**Objective:**
Copy exactly the run of lines that begins at the line with "Decode this image" and ends at the final line of the entries.
• • •
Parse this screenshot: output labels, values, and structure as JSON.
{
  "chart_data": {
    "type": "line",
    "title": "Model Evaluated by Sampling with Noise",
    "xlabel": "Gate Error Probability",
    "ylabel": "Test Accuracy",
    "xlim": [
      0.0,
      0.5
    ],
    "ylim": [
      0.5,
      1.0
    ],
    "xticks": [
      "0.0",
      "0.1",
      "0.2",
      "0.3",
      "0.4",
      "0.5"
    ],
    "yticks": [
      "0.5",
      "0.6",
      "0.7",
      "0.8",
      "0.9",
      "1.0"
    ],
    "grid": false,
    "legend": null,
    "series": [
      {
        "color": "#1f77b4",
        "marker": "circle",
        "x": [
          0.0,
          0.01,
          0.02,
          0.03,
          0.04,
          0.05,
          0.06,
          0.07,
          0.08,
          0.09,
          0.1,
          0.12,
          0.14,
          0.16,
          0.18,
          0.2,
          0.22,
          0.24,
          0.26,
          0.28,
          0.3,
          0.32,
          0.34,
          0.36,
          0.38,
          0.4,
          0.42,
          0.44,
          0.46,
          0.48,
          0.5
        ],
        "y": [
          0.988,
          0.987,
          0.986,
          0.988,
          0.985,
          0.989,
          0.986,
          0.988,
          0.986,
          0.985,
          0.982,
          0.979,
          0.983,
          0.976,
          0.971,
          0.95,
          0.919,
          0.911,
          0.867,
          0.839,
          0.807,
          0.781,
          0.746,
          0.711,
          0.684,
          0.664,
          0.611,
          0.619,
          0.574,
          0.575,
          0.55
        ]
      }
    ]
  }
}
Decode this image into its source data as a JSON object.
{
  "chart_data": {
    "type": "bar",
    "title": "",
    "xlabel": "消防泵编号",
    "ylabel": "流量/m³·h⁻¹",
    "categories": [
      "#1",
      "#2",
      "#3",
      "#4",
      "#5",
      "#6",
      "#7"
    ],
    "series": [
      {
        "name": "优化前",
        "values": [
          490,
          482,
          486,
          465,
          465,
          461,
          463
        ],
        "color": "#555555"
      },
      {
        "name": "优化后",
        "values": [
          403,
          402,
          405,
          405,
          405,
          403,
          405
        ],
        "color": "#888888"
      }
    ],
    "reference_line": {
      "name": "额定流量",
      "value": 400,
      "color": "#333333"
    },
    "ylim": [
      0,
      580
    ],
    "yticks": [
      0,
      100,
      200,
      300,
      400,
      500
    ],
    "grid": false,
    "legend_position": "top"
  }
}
• • •
**Response to the task:**
Decode this image into its source data as a JSON object.
{
  "chart_data": {
    "type": "bar",
    "title": "",
    "xlabel": "消防泵编号",
    "ylabel": "流量/m³·h⁻¹",
    "categories": [
      "#1",
      "#2",
      "#3",
      "#4",
      "#5",
      "#6",
      "#7"
    ],
    "series": [
      {
        "name": "优化前",
        "values": [
          490,
          482,
          486,
          465,
          465,
          461,
          463
        ],
        "color": "#555555"
      },
      {
        "name": "优化后",
        "values": [
          403,
          402,
          405,
          405,
          405,
          403,
          405
        ],
        "color": "#888888"
      }
    ],
    "reference_line": {
      "name": "额定流量",
      "value": 400,
      "color": "#333333"
    },
    "ylim": [
      0,
      580
    ],
    "yticks": [
      0,
      100,
      200,
      300,
      400,
      500
    ],
    "grid": false,
    "legend_position": "top"
  }
}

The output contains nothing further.